> Short problem
Find the string "screenshot" and gather every line that holds it.

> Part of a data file
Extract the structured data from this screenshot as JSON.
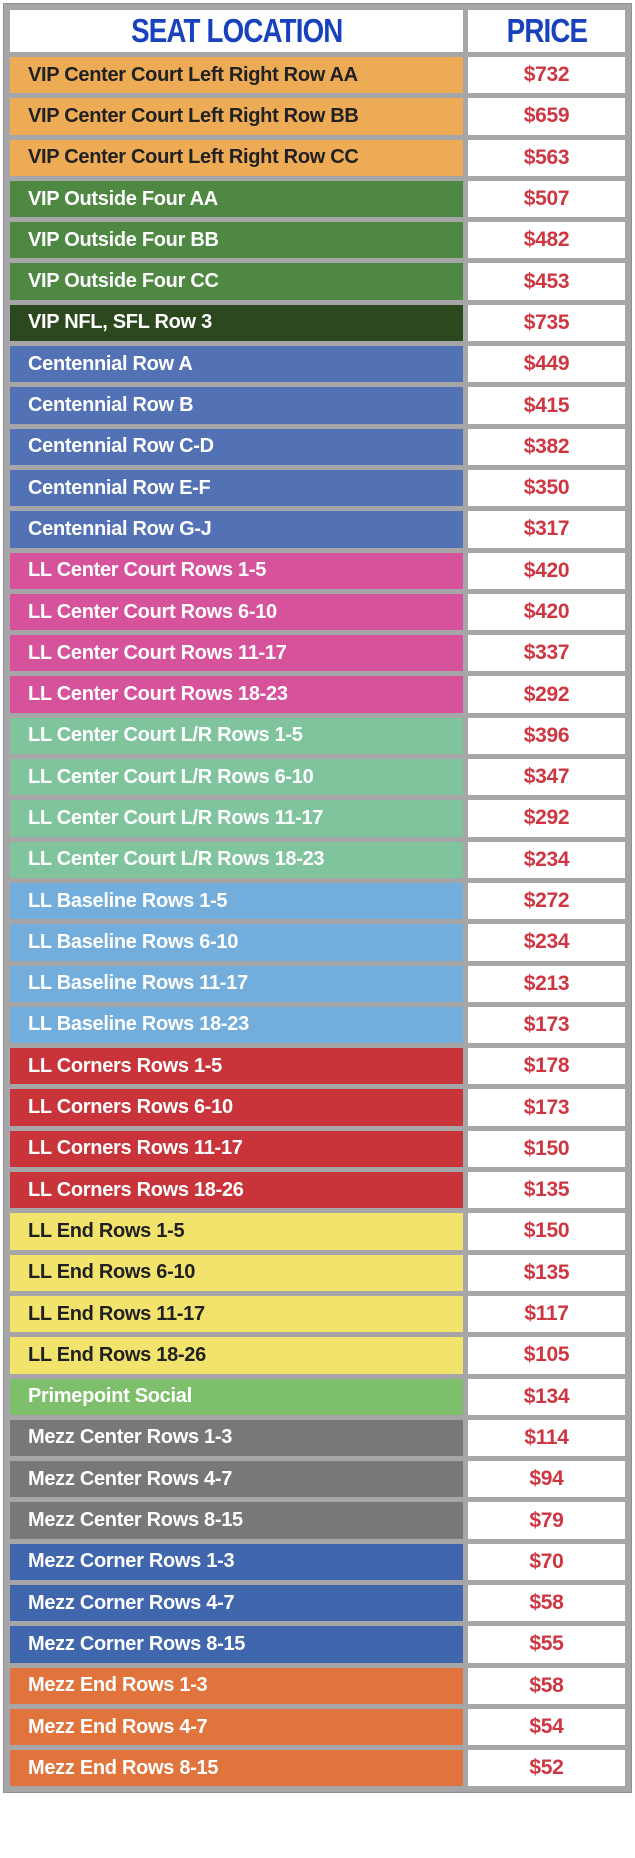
{
  "header": {
    "seat_location_label": "SEAT LOCATION",
    "price_label": "PRICE"
  },
  "colors": {
    "header_text": "#1841be",
    "price_text": "#ce3742",
    "grid": "#a6a6a8",
    "vip_center_orange": "#edab56",
    "vip_outside_green": "#4f8843",
    "vip_nfl_darkgreen": "#2c481f",
    "centennial_blue": "#5371b5",
    "ll_center_pink": "#d6539c",
    "ll_center_lr_seafoam": "#80c49e",
    "ll_baseline_lightblue": "#72addb",
    "ll_corners_red": "#c8343a",
    "ll_end_yellow": "#f1e36c",
    "primepoint_green": "#7ebf6c",
    "mezz_center_gray": "#787878",
    "mezz_corner_blue": "#4067ae",
    "mezz_end_orange": "#e1733c",
    "dark_label": "#212121",
    "light_label": "#ffffff"
  },
  "rows": [
    {
      "label": "VIP Center Court Left Right Row AA",
      "price": "$732",
      "bg": "#edab56",
      "fg": "#212121"
    },
    {
      "label": "VIP Center Court Left Right Row BB",
      "price": "$659",
      "bg": "#edab56",
      "fg": "#212121"
    },
    {
      "label": "VIP Center Court Left Right Row CC",
      "price": "$563",
      "bg": "#edab56",
      "fg": "#212121"
    },
    {
      "label": "VIP Outside Four AA",
      "price": "$507",
      "bg": "#4f8843",
      "fg": "#ffffff"
    },
    {
      "label": "VIP Outside Four BB",
      "price": "$482",
      "bg": "#4f8843",
      "fg": "#ffffff"
    },
    {
      "label": "VIP Outside Four CC",
      "price": "$453",
      "bg": "#4f8843",
      "fg": "#ffffff"
    },
    {
      "label": "VIP NFL, SFL Row 3",
      "price": "$735",
      "bg": "#2c481f",
      "fg": "#ffffff"
    },
    {
      "label": "Centennial Row A",
      "price": "$449",
      "bg": "#5371b5",
      "fg": "#ffffff"
    },
    {
      "label": "Centennial Row B",
      "price": "$415",
      "bg": "#5371b5",
      "fg": "#ffffff"
    },
    {
      "label": "Centennial Row C-D",
      "price": "$382",
      "bg": "#5371b5",
      "fg": "#ffffff"
    },
    {
      "label": "Centennial Row E-F",
      "price": "$350",
      "bg": "#5371b5",
      "fg": "#ffffff"
    },
    {
      "label": "Centennial Row G-J",
      "price": "$317",
      "bg": "#5371b5",
      "fg": "#ffffff"
    },
    {
      "label": "LL Center Court Rows 1-5",
      "price": "$420",
      "bg": "#d6539c",
      "fg": "#ffffff"
    },
    {
      "label": "LL Center Court Rows 6-10",
      "price": "$420",
      "bg": "#d6539c",
      "fg": "#ffffff"
    },
    {
      "label": "LL Center Court Rows 11-17",
      "price": "$337",
      "bg": "#d6539c",
      "fg": "#ffffff"
    },
    {
      "label": "LL Center Court Rows 18-23",
      "price": "$292",
      "bg": "#d6539c",
      "fg": "#ffffff"
    },
    {
      "label": "LL Center Court L/R Rows 1-5",
      "price": "$396",
      "bg": "#80c49e",
      "fg": "#ffffff"
    },
    {
      "label": "LL Center Court L/R Rows 6-10",
      "price": "$347",
      "bg": "#80c49e",
      "fg": "#ffffff"
    },
    {
      "label": "LL Center Court L/R Rows 11-17",
      "price": "$292",
      "bg": "#80c49e",
      "fg": "#ffffff"
    },
    {
      "label": "LL Center Court L/R Rows 18-23",
      "price": "$234",
      "bg": "#80c49e",
      "fg": "#ffffff"
    },
    {
      "label": "LL Baseline Rows 1-5",
      "price": "$272",
      "bg": "#72addb",
      "fg": "#ffffff"
    },
    {
      "label": "LL Baseline Rows 6-10",
      "price": "$234",
      "bg": "#72addb",
      "fg": "#ffffff"
    },
    {
      "label": "LL Baseline Rows 11-17",
      "price": "$213",
      "bg": "#72addb",
      "fg": "#ffffff"
    },
    {
      "label": "LL Baseline Rows 18-23",
      "price": "$173",
      "bg": "#72addb",
      "fg": "#ffffff"
    },
    {
      "label": "LL Corners Rows 1-5",
      "price": "$178",
      "bg": "#c8343a",
      "fg": "#ffffff"
    },
    {
      "label": "LL Corners Rows 6-10",
      "price": "$173",
      "bg": "#c8343a",
      "fg": "#ffffff"
    },
    {
      "label": "LL Corners Rows 11-17",
      "price": "$150",
      "bg": "#c8343a",
      "fg": "#ffffff"
    },
    {
      "label": "LL Corners Rows 18-26",
      "price": "$135",
      "bg": "#c8343a",
      "fg": "#ffffff"
    },
    {
      "label": "LL End Rows 1-5",
      "price": "$150",
      "bg": "#f1e36c",
      "fg": "#212121"
    },
    {
      "label": "LL End Rows 6-10",
      "price": "$135",
      "bg": "#f1e36c",
      "fg": "#212121"
    },
    {
      "label": "LL End Rows 11-17",
      "price": "$117",
      "bg": "#f1e36c",
      "fg": "#212121"
    },
    {
      "label": "LL End Rows 18-26",
      "price": "$105",
      "bg": "#f1e36c",
      "fg": "#212121"
    },
    {
      "label": "Primepoint Social",
      "price": "$134",
      "bg": "#7ebf6c",
      "fg": "#ffffff"
    },
    {
      "label": "Mezz Center Rows 1-3",
      "price": "$114",
      "bg": "#787878",
      "fg": "#ffffff"
    },
    {
      "label": "Mezz Center Rows 4-7",
      "price": "$94",
      "bg": "#787878",
      "fg": "#ffffff"
    },
    {
      "label": "Mezz Center Rows 8-15",
      "price": "$79",
      "bg": "#787878",
      "fg": "#ffffff"
    },
    {
      "label": "Mezz Corner Rows 1-3",
      "price": "$70",
      "bg": "#4067ae",
      "fg": "#ffffff"
    },
    {
      "label": "Mezz Corner Rows 4-7",
      "price": "$58",
      "bg": "#4067ae",
      "fg": "#ffffff"
    },
    {
      "label": "Mezz Corner Rows 8-15",
      "price": "$55",
      "bg": "#4067ae",
      "fg": "#ffffff"
    },
    {
      "label": "Mezz End Rows 1-3",
      "price": "$58",
      "bg": "#e1733c",
      "fg": "#ffffff"
    },
    {
      "label": "Mezz End Rows 4-7",
      "price": "$54",
      "bg": "#e1733c",
      "fg": "#ffffff"
    },
    {
      "label": "Mezz End Rows 8-15",
      "price": "$52",
      "bg": "#e1733c",
      "fg": "#ffffff"
    }
  ],
  "chart_data": {
    "type": "table",
    "title": "Seat location price chart",
    "columns": [
      "SEAT LOCATION",
      "PRICE"
    ],
    "categories": [
      "VIP Center Court Left Right Row AA",
      "VIP Center Court Left Right Row BB",
      "VIP Center Court Left Right Row CC",
      "VIP Outside Four AA",
      "VIP Outside Four BB",
      "VIP Outside Four CC",
      "VIP NFL, SFL Row 3",
      "Centennial Row A",
      "Centennial Row B",
      "Centennial Row C-D",
      "Centennial Row E-F",
      "Centennial Row G-J",
      "LL Center Court Rows 1-5",
      "LL Center Court Rows 6-10",
      "LL Center Court Rows 11-17",
      "LL Center Court Rows 18-23",
      "LL Center Court L/R Rows 1-5",
      "LL Center Court L/R Rows 6-10",
      "LL Center Court L/R Rows 11-17",
      "LL Center Court L/R Rows 18-23",
      "LL Baseline Rows 1-5",
      "LL Baseline Rows 6-10",
      "LL Baseline Rows 11-17",
      "LL Baseline Rows 18-23",
      "LL Corners Rows 1-5",
      "LL Corners Rows 6-10",
      "LL Corners Rows 11-17",
      "LL Corners Rows 18-26",
      "LL End Rows 1-5",
      "LL End Rows 6-10",
      "LL End Rows 11-17",
      "LL End Rows 18-26",
      "Primepoint Social",
      "Mezz Center Rows 1-3",
      "Mezz Center Rows 4-7",
      "Mezz Center Rows 8-15",
      "Mezz Corner Rows 1-3",
      "Mezz Corner Rows 4-7",
      "Mezz Corner Rows 8-15",
      "Mezz End Rows 1-3",
      "Mezz End Rows 4-7",
      "Mezz End Rows 8-15"
    ],
    "values": [
      732,
      659,
      563,
      507,
      482,
      453,
      735,
      449,
      415,
      382,
      350,
      317,
      420,
      420,
      337,
      292,
      396,
      347,
      292,
      234,
      272,
      234,
      213,
      173,
      178,
      173,
      150,
      135,
      150,
      135,
      117,
      105,
      134,
      114,
      94,
      79,
      70,
      58,
      55,
      58,
      54,
      52
    ],
    "value_unit": "USD"
  }
}
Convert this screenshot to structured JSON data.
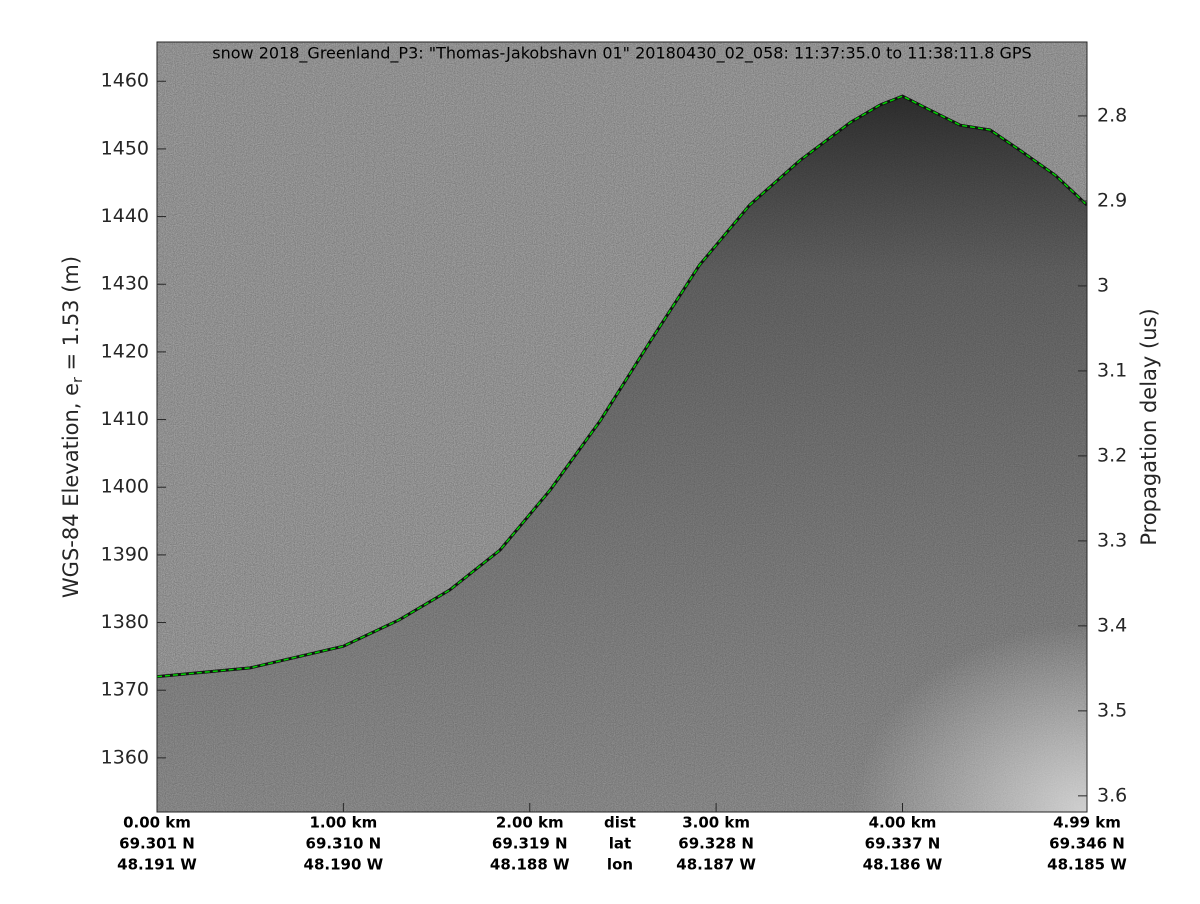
{
  "chart_data": {
    "type": "line",
    "title": "snow 2018_Greenland_P3: \"Thomas-Jakobshavn 01\"  20180430_02_058: 11:37:35.0 to 11:38:11.8 GPS",
    "ylabel_parts": [
      "WGS-84 Elevation, e",
      "r",
      " = 1.53 (m)"
    ],
    "y2label": "Propagation delay (us)",
    "x": [
      0,
      0.5,
      1.0,
      1.3,
      1.57,
      1.84,
      2.11,
      2.38,
      2.65,
      2.91,
      3.18,
      3.45,
      3.72,
      3.88,
      4.0,
      4.15,
      4.31,
      4.47,
      4.63,
      4.82,
      4.99
    ],
    "values": [
      1372.0,
      1373.3,
      1376.5,
      1380.4,
      1384.8,
      1390.7,
      1399.6,
      1409.9,
      1421.7,
      1432.8,
      1441.7,
      1448.3,
      1453.9,
      1456.5,
      1457.8,
      1455.7,
      1453.5,
      1452.8,
      1449.8,
      1446.1,
      1441.7
    ],
    "color": "#00d000",
    "xlim": [
      0,
      4.99
    ],
    "xticks": [
      {
        "value": 0,
        "label": "0.00 km"
      },
      {
        "value": 1,
        "label": "1.00 km"
      },
      {
        "value": 2,
        "label": "2.00 km"
      },
      {
        "value": 3,
        "label": "3.00 km"
      },
      {
        "value": 4,
        "label": "4.00 km"
      },
      {
        "value": 4.99,
        "label": "4.99 km"
      }
    ],
    "lat_labels": [
      "69.301 N",
      "69.310 N",
      "69.319 N",
      "69.328 N",
      "69.337 N",
      "69.346 N"
    ],
    "lon_labels": [
      "48.191 W",
      "48.190 W",
      "48.188 W",
      "48.187 W",
      "48.186 W",
      "48.185 W"
    ],
    "x_row_names": [
      "dist",
      "lat",
      "lon"
    ],
    "ylim": [
      1352.0,
      1465.8
    ],
    "yticks": [
      1360,
      1370,
      1380,
      1390,
      1400,
      1410,
      1420,
      1430,
      1440,
      1450,
      1460
    ],
    "y2lim": [
      3.619,
      2.713
    ],
    "y2ticks": [
      2.8,
      2.9,
      3,
      3.1,
      3.2,
      3.3,
      3.4,
      3.5,
      3.6
    ]
  }
}
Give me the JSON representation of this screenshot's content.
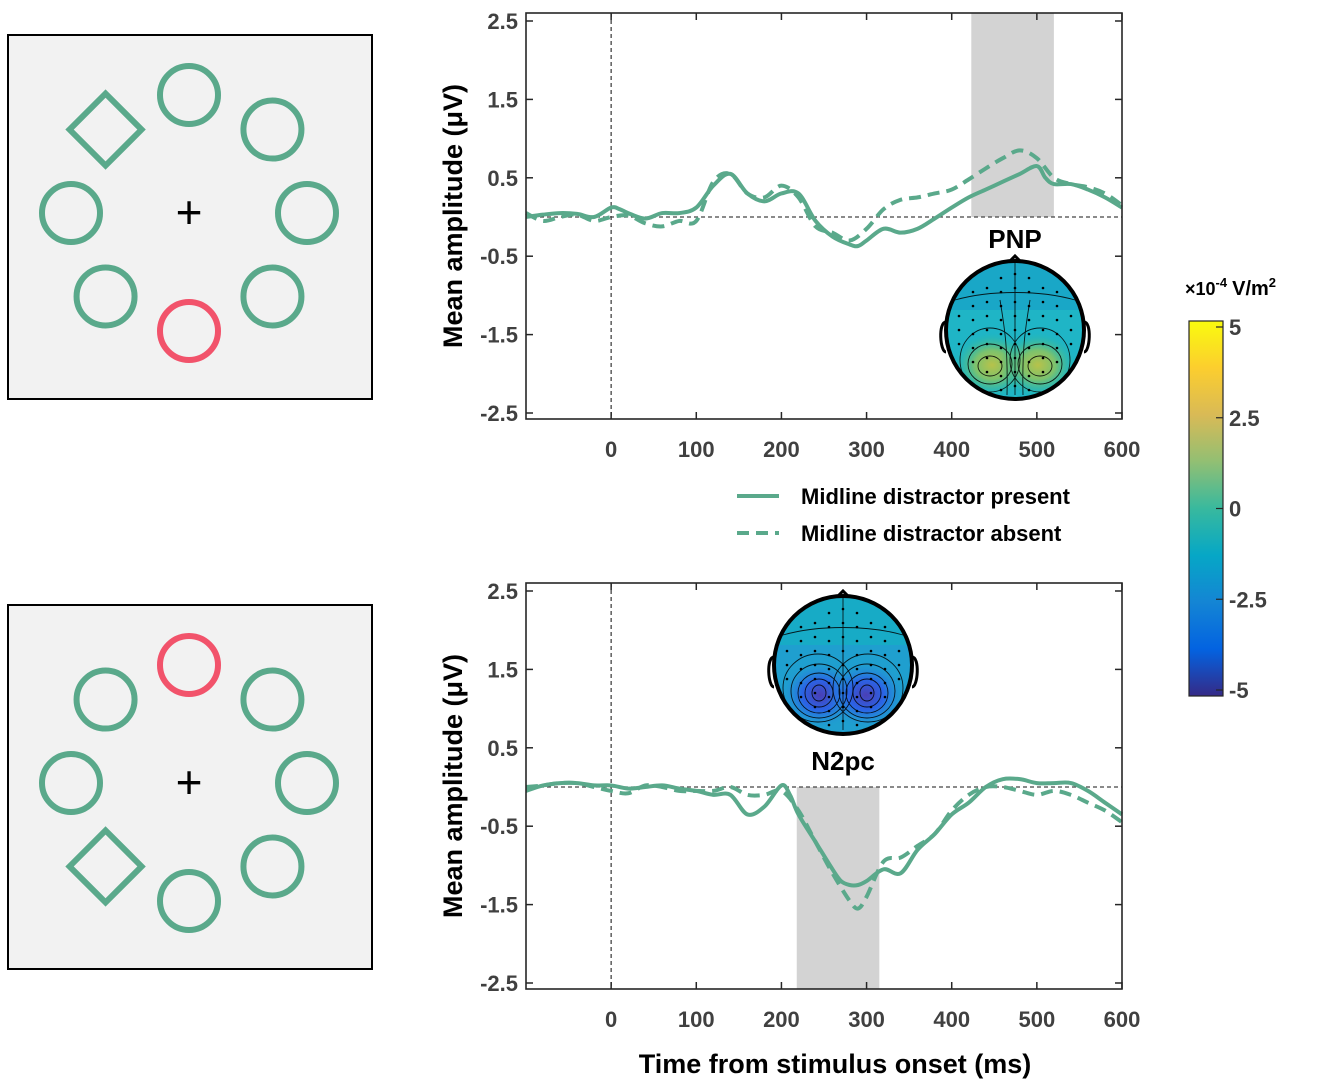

> Exercise response
Extract the structured data from this screenshot as JSON.
Convert this screenshot to structured JSON data.
Give me the JSON representation of this screenshot's content.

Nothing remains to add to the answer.